Work to complete:
Collect each line of the entries that holds the string "żarzenia".

Recorded data

»»

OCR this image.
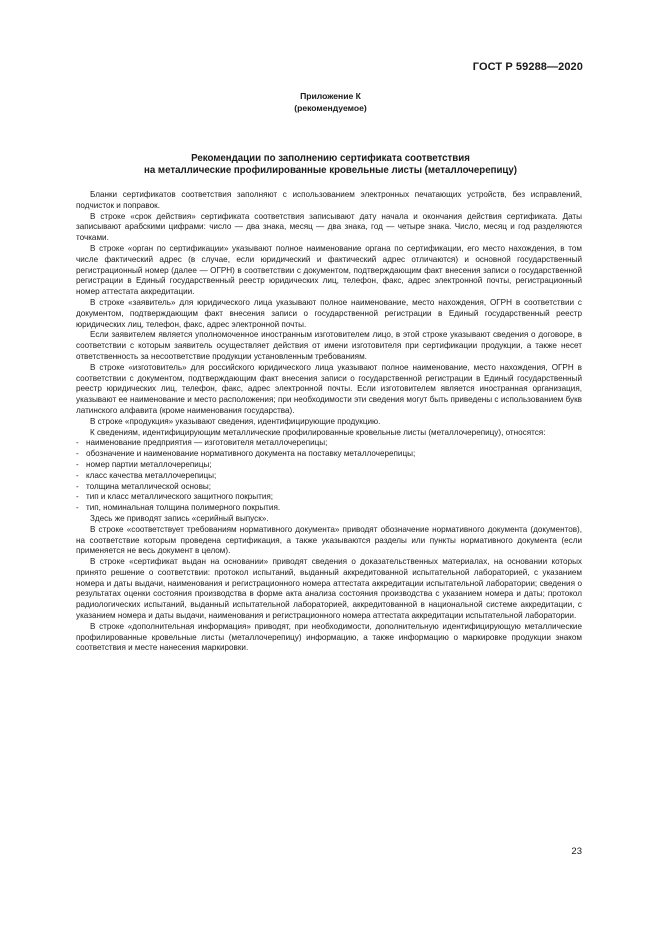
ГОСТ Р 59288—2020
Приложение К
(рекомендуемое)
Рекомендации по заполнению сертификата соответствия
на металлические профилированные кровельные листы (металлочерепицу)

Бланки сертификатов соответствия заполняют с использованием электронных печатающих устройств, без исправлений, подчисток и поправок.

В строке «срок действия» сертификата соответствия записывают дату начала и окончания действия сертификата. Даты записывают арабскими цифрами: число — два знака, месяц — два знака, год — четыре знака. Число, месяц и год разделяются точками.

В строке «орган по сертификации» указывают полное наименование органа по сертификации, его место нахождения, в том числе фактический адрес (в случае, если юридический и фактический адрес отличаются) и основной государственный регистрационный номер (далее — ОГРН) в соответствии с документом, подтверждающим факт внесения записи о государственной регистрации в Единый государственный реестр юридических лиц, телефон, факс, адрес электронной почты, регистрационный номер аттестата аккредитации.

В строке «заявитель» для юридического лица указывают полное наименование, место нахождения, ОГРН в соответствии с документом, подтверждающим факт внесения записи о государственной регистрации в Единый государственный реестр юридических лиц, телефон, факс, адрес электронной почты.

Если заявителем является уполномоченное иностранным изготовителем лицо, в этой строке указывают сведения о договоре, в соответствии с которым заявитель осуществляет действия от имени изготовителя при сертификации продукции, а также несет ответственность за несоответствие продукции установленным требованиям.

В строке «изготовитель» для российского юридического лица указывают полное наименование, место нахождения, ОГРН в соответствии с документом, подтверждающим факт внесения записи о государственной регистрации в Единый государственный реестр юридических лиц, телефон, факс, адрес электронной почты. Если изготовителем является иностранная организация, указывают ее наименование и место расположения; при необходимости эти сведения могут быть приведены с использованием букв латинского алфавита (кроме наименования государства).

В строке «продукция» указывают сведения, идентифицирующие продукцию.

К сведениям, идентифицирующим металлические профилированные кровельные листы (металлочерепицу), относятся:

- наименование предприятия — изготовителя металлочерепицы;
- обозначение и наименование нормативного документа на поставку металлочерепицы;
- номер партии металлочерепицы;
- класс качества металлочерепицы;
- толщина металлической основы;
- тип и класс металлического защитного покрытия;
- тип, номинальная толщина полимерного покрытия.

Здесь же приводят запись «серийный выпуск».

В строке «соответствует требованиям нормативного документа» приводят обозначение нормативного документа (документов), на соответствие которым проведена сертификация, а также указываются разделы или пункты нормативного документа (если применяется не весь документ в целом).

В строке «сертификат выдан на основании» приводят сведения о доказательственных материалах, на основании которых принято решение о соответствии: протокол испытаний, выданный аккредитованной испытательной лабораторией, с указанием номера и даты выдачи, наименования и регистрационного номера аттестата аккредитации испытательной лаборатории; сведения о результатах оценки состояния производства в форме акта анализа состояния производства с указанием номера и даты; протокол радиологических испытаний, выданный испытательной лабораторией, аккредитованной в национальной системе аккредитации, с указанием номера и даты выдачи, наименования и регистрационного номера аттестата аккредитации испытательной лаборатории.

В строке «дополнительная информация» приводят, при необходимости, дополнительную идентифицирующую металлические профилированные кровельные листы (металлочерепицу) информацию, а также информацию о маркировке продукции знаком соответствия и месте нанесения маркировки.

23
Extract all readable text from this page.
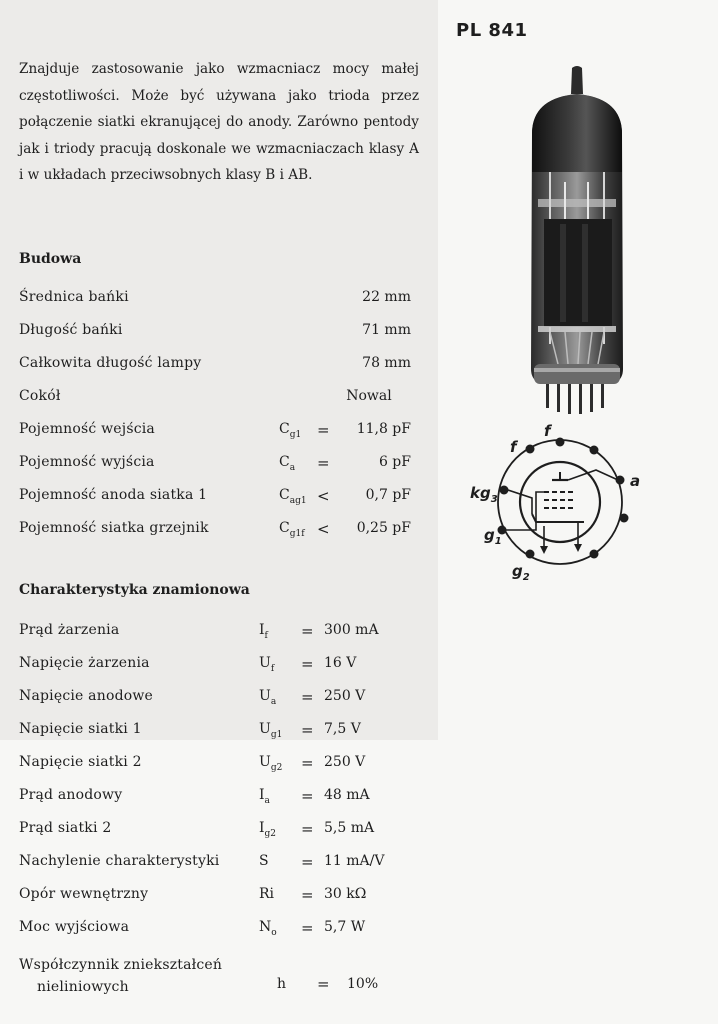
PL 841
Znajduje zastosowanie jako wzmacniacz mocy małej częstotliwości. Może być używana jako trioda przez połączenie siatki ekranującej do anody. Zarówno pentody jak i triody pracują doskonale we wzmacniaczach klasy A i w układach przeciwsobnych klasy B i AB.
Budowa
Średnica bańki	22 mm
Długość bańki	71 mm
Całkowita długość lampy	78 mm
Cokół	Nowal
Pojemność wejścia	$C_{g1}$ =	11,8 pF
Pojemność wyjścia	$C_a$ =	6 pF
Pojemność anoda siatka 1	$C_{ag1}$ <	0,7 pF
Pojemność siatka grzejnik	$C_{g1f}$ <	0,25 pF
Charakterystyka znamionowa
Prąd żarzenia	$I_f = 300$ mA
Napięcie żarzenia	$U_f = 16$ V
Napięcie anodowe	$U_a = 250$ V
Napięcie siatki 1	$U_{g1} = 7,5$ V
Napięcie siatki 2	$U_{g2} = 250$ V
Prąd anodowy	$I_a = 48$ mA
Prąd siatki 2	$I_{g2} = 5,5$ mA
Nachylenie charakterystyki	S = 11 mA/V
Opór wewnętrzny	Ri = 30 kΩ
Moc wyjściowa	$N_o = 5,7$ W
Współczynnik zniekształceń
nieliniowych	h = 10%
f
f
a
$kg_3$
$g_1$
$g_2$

««
»»

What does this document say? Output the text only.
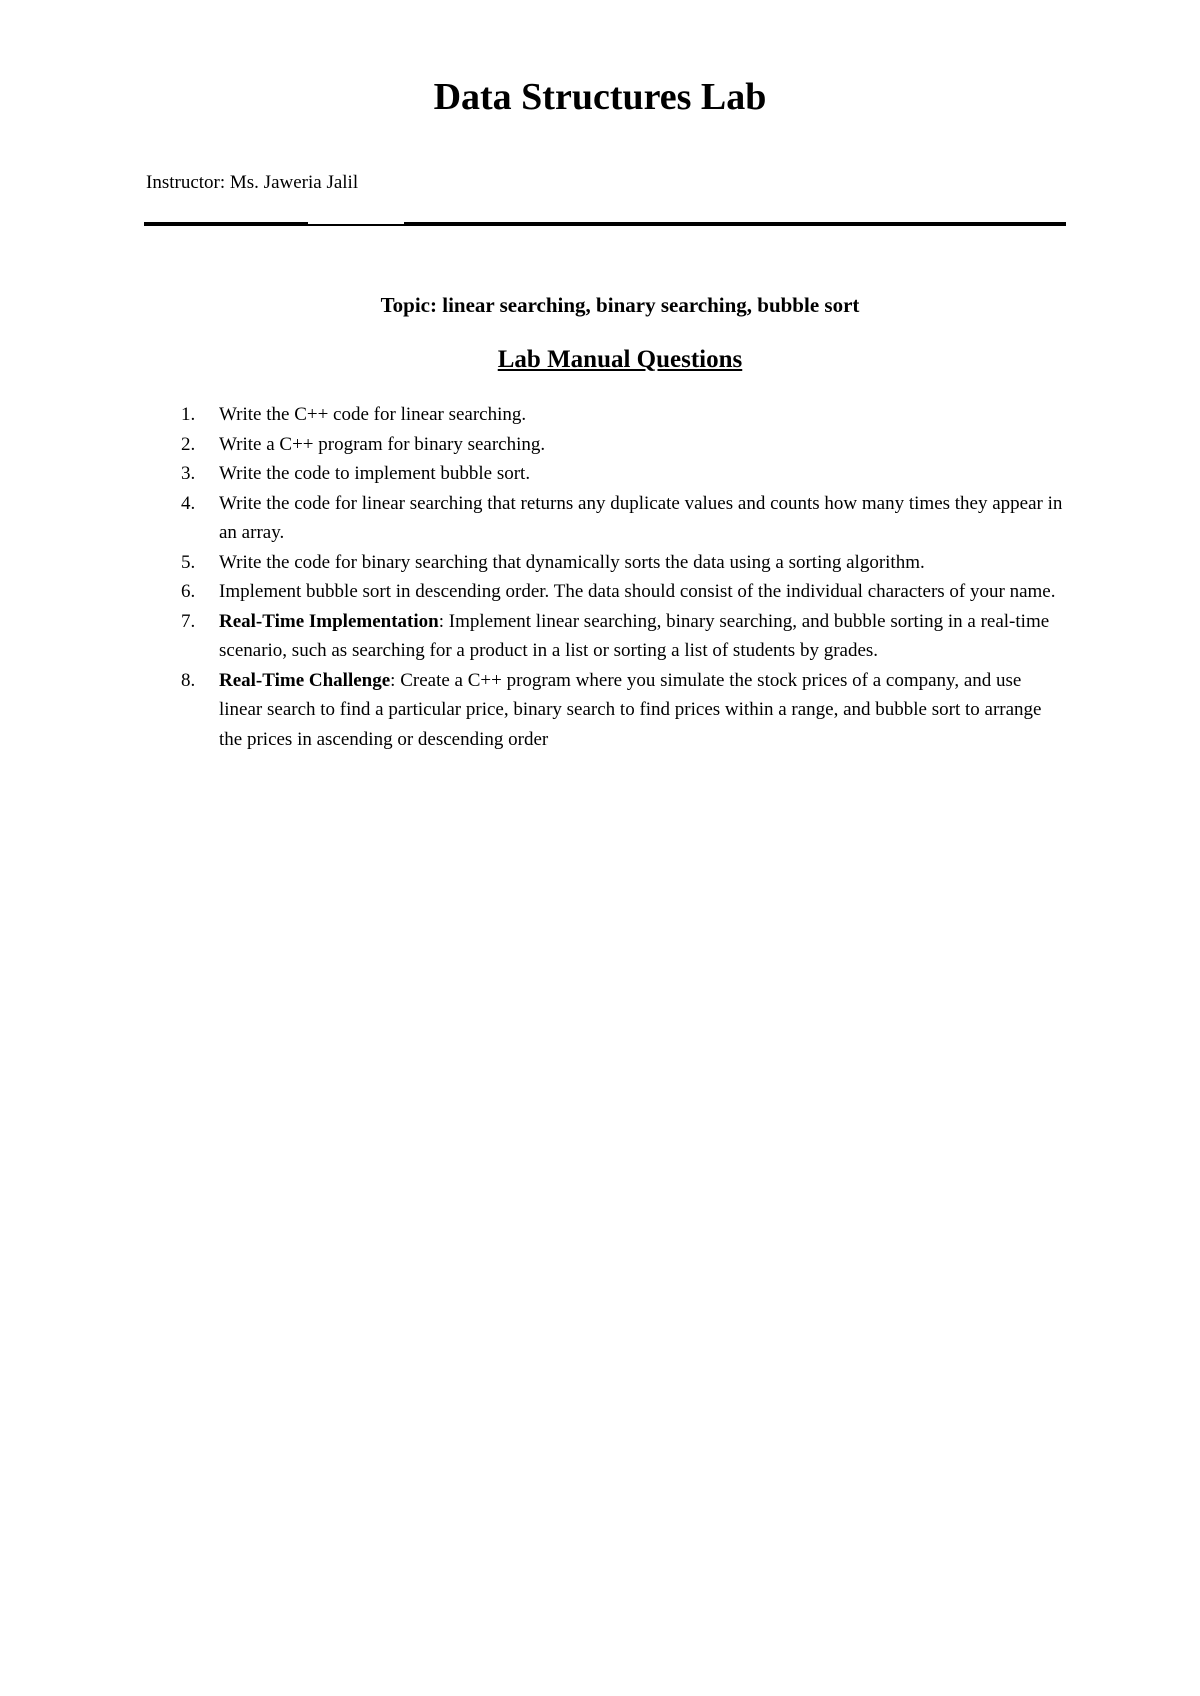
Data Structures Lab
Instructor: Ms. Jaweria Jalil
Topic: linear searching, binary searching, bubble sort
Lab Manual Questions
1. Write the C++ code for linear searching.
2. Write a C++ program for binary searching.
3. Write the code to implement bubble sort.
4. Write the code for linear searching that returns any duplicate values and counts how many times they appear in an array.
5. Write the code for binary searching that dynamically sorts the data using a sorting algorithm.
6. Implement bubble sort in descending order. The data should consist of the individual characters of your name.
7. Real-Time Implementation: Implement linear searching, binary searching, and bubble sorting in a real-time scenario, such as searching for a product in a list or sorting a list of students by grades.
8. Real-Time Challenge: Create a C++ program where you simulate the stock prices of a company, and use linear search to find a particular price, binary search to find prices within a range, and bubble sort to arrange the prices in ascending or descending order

««
»»

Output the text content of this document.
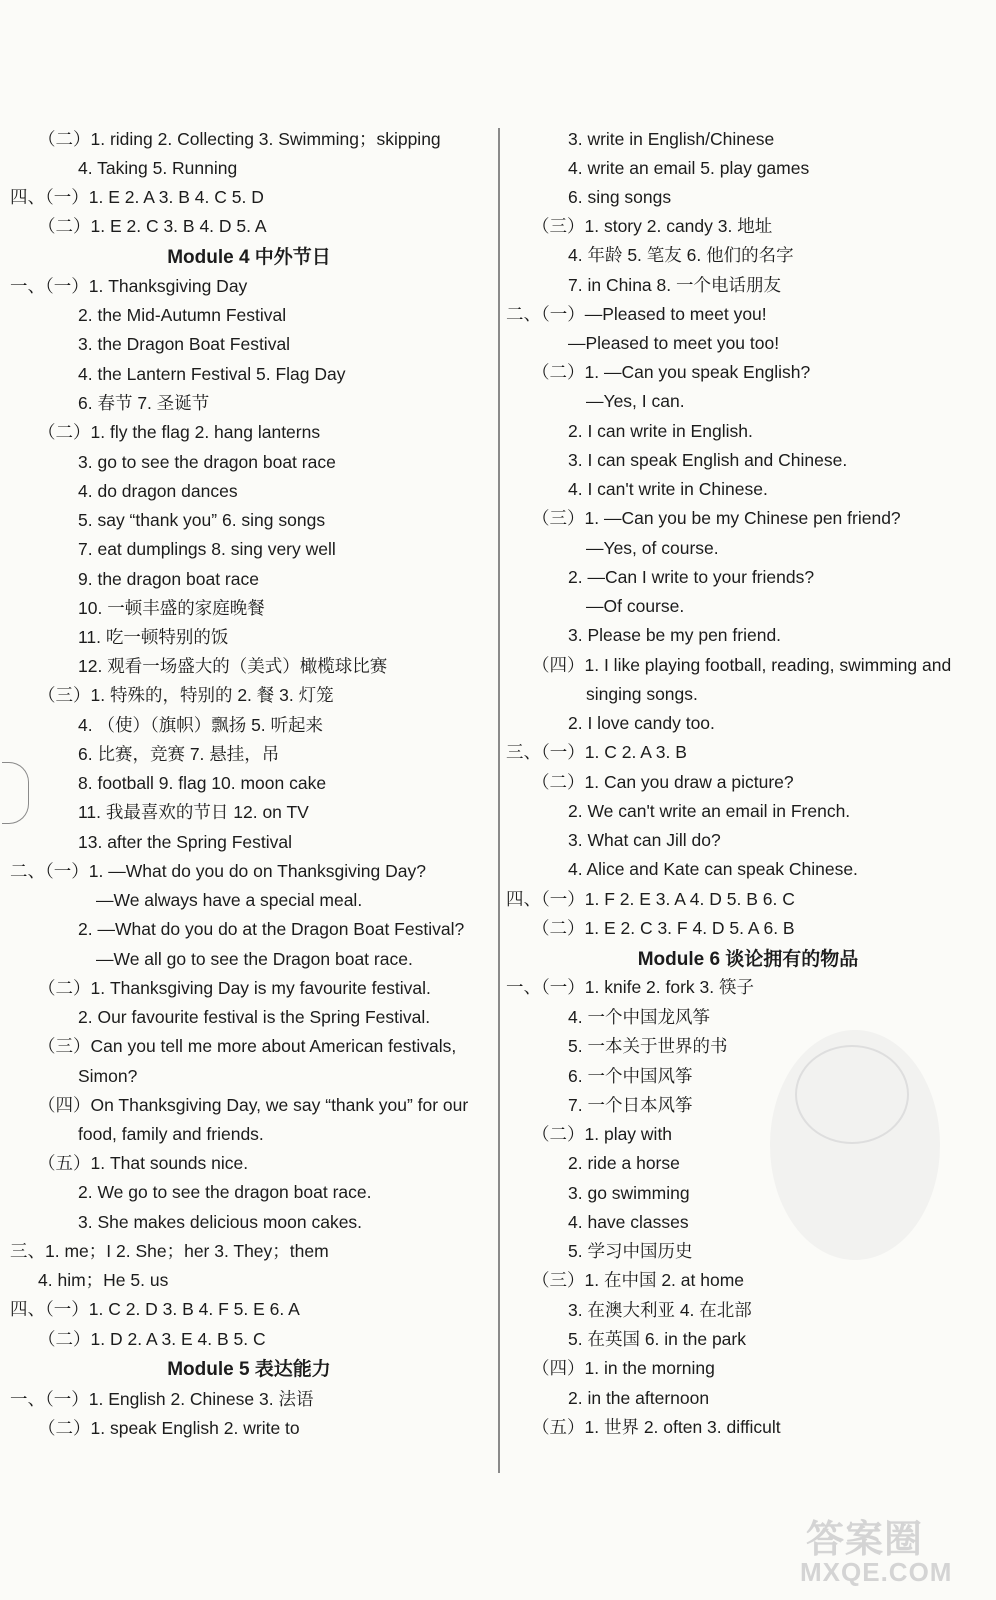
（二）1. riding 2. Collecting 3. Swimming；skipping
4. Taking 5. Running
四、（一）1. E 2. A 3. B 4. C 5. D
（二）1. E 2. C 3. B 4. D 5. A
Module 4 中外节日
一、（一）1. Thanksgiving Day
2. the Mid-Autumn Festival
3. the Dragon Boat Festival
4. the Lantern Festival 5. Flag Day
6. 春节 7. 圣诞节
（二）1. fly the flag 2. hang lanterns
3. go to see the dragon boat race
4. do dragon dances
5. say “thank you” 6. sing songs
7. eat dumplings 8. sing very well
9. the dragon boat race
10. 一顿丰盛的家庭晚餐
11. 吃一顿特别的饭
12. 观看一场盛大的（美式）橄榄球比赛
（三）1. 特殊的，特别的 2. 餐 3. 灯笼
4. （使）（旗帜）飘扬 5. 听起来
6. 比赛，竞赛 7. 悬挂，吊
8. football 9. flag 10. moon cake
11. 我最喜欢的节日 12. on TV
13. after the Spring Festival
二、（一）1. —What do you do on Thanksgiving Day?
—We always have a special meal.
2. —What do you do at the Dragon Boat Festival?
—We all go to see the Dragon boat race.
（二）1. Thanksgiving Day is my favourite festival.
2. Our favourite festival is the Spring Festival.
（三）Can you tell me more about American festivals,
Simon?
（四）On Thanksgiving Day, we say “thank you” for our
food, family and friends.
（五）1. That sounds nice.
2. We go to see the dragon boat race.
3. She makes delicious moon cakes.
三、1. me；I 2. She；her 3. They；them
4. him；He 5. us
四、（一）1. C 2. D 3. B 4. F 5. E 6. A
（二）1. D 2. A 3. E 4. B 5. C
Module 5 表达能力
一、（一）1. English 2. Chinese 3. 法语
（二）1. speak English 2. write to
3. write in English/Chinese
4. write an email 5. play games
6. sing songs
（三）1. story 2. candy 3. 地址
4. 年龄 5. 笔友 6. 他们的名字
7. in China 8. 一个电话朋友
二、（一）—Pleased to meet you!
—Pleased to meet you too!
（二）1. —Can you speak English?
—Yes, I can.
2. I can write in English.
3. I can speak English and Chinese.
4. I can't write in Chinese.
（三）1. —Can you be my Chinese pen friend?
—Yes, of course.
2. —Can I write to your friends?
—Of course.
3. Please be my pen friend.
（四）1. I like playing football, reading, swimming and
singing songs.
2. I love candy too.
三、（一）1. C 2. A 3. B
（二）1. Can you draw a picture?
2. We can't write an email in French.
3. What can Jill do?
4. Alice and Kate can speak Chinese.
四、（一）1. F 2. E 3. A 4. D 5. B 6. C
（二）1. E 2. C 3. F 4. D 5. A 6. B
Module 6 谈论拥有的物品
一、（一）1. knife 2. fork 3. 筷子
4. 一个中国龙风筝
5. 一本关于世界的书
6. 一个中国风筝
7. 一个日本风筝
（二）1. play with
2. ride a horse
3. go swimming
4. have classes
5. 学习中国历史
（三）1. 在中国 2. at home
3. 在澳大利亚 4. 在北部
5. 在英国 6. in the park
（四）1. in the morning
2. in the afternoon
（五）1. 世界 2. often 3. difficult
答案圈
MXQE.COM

««

The response:
Prąd żarzenia	$I_f = 300$ mA
Napięcie żarzenia	$U_f = 16$ V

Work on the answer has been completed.